_Exercise prompt_. Please report every line from the material that contains the word "Pristine".

_Dataset rows_.
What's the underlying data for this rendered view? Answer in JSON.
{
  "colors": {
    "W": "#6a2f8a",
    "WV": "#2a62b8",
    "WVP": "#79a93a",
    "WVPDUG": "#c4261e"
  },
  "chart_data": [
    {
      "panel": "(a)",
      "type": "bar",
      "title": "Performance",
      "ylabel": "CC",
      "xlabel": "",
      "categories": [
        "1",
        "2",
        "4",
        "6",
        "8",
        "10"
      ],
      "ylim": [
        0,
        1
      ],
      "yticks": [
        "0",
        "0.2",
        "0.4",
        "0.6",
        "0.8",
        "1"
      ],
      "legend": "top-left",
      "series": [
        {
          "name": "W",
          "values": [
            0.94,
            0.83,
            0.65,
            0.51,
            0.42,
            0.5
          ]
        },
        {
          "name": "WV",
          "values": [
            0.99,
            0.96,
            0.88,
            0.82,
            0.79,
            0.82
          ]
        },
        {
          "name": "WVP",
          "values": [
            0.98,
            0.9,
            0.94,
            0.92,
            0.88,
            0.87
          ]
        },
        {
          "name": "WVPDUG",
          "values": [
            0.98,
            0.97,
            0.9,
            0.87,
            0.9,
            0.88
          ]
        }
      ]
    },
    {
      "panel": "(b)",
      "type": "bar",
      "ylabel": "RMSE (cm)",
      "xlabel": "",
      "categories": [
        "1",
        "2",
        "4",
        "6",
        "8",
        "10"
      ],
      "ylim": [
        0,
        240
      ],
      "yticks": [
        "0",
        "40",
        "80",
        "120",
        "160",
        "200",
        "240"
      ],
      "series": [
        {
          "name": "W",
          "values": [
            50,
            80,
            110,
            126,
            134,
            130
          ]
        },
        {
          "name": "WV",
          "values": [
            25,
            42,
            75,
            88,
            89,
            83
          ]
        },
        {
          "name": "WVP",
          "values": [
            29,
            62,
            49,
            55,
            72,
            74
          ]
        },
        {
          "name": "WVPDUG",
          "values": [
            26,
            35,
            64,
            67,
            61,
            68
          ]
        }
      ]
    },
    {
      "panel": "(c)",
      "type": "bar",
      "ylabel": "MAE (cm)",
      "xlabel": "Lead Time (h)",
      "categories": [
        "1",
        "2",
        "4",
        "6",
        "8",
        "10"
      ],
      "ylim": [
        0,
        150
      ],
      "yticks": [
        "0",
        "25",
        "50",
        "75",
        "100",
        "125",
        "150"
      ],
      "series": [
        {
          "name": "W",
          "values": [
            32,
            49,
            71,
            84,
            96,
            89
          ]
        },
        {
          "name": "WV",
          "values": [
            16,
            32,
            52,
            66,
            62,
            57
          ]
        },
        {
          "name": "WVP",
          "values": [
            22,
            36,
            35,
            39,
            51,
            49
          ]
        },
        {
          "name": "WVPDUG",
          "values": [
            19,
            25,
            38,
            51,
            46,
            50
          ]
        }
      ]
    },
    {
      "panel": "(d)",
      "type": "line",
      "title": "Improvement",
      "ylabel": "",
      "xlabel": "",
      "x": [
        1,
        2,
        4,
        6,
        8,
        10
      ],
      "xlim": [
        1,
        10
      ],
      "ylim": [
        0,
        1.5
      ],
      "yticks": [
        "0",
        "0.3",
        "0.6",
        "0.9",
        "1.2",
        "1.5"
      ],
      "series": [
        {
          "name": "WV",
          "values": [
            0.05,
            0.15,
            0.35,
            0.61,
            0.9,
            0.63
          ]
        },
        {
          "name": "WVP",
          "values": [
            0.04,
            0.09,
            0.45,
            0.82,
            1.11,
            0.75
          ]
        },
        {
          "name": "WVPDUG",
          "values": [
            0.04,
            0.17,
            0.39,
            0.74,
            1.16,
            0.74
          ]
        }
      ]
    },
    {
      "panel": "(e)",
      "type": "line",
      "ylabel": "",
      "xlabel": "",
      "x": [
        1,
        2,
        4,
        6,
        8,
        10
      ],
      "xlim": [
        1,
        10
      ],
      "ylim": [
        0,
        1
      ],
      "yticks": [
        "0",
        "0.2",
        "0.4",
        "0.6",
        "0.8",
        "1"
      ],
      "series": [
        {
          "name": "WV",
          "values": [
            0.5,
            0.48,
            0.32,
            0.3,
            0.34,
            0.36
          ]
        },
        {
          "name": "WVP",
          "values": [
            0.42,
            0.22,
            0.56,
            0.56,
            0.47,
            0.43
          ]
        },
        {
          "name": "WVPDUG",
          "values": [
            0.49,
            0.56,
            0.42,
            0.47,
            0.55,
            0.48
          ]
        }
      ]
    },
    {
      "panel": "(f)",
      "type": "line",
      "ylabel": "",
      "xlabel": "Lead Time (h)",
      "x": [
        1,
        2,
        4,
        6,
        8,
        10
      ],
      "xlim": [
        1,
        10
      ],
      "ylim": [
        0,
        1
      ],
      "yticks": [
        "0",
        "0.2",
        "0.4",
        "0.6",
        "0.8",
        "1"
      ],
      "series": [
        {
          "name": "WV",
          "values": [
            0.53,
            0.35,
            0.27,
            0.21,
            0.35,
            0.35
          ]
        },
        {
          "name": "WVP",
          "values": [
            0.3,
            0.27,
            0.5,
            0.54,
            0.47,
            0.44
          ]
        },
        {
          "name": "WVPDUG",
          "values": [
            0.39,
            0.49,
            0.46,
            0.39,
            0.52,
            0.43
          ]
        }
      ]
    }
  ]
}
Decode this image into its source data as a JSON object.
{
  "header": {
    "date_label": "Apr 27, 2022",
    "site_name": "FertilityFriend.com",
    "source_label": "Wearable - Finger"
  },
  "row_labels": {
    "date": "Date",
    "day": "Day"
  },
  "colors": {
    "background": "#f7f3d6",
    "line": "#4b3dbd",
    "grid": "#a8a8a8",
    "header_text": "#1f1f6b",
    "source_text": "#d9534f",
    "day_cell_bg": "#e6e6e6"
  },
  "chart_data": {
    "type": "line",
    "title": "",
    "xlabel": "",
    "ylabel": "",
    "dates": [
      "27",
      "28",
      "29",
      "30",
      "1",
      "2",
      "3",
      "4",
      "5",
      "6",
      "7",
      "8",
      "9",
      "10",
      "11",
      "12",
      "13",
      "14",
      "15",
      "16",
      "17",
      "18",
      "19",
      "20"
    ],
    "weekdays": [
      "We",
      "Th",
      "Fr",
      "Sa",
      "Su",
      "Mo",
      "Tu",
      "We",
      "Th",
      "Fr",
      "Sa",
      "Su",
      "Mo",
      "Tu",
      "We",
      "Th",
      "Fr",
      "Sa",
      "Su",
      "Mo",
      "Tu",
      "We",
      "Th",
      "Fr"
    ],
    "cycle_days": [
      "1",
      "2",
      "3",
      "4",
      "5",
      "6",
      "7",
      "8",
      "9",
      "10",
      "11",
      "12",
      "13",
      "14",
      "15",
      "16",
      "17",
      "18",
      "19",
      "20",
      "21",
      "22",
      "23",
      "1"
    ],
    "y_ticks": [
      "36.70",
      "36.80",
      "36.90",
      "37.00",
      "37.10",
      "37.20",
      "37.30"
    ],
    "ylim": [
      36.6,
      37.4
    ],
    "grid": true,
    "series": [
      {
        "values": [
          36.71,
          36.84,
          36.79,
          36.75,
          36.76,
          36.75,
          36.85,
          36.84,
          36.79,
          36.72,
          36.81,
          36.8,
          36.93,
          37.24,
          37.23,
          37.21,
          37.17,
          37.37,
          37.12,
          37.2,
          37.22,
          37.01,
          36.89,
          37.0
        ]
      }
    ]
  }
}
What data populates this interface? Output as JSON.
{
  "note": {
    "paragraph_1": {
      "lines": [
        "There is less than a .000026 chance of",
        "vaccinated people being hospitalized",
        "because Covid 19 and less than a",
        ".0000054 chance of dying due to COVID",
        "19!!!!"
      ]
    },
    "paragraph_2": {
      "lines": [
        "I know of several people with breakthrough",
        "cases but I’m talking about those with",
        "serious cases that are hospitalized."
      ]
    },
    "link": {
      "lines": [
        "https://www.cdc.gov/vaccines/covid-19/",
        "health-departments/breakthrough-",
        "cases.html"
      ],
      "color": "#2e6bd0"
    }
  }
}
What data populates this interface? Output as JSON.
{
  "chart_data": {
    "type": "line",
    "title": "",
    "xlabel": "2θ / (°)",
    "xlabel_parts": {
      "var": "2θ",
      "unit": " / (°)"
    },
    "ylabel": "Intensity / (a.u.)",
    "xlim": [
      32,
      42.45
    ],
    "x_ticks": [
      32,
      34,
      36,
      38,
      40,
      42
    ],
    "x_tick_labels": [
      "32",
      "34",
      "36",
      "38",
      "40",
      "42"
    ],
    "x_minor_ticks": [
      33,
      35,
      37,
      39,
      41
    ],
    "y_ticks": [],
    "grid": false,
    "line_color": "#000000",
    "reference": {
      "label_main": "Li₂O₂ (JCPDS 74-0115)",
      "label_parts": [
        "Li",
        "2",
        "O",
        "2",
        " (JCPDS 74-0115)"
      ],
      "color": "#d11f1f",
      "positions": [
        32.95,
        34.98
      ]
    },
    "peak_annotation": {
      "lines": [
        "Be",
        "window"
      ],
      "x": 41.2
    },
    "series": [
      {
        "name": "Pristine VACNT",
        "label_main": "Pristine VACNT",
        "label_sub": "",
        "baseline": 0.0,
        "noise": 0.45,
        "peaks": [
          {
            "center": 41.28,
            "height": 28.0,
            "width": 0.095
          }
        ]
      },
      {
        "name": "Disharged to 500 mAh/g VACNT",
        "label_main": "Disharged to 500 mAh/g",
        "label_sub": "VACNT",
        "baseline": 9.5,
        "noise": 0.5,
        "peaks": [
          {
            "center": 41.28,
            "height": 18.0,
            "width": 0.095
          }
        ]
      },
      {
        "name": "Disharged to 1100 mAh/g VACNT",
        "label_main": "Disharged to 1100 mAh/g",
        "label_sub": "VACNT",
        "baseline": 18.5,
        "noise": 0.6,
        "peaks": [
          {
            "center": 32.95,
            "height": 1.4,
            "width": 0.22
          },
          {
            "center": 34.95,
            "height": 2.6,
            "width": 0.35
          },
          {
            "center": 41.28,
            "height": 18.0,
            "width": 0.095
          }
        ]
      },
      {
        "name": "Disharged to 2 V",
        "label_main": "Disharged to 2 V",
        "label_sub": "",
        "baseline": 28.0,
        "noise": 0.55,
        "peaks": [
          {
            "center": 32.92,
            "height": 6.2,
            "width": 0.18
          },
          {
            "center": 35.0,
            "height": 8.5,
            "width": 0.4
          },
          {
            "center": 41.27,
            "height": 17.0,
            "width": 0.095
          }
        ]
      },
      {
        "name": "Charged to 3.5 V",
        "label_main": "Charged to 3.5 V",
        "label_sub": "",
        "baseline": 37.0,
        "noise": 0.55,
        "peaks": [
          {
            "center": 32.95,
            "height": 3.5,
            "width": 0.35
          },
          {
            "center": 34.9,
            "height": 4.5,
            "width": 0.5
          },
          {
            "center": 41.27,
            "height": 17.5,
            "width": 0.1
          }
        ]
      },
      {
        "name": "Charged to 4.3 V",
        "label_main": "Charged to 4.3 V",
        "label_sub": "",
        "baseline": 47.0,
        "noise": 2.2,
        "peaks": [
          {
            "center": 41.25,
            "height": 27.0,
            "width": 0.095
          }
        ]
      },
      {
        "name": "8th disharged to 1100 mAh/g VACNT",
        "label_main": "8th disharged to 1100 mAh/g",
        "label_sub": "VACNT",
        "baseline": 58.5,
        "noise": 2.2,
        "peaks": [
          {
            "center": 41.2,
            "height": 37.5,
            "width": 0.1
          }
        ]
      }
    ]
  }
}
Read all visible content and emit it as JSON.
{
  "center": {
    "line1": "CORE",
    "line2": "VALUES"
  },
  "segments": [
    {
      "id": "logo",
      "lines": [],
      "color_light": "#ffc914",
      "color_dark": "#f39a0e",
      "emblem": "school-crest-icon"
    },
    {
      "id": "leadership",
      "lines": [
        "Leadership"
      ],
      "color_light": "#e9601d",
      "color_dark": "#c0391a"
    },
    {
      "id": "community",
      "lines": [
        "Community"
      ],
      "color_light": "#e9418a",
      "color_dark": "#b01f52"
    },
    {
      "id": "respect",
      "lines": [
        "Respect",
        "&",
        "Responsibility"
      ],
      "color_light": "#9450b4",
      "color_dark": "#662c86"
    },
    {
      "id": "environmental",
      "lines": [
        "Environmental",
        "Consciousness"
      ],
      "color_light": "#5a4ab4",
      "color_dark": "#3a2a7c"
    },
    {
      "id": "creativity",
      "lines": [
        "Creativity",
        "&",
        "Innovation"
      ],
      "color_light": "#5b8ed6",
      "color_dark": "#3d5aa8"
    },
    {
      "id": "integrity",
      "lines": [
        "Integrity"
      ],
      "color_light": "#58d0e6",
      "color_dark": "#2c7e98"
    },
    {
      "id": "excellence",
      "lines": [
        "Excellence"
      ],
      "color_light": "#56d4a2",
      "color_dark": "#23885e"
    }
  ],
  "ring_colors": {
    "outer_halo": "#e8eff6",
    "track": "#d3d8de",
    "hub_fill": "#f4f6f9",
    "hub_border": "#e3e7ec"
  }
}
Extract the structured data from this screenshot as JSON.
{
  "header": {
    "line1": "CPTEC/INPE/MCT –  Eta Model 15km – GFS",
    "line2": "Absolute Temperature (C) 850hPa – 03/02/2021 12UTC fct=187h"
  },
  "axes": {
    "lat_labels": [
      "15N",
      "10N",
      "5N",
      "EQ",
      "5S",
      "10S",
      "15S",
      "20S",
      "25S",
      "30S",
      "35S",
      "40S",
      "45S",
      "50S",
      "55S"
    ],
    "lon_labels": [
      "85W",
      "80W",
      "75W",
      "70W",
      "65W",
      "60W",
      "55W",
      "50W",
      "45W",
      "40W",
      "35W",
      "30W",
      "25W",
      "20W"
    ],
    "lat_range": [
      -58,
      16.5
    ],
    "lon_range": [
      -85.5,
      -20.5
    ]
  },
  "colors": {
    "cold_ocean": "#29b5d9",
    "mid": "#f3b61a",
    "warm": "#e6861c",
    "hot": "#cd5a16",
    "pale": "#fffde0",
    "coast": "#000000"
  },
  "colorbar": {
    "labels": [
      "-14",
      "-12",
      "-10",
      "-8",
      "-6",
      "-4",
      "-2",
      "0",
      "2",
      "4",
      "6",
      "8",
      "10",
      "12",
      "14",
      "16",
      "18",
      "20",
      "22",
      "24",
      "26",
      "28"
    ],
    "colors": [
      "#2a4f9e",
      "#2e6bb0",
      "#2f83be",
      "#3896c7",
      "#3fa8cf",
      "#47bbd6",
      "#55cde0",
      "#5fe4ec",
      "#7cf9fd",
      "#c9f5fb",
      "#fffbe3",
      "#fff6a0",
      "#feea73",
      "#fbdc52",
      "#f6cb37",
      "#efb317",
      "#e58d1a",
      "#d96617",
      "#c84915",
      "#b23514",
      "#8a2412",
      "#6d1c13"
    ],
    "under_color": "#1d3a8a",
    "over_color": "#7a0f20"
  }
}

_Final answer_.
        "name": "Pristine VACNT",
        "label_main": "Pristine VACNT",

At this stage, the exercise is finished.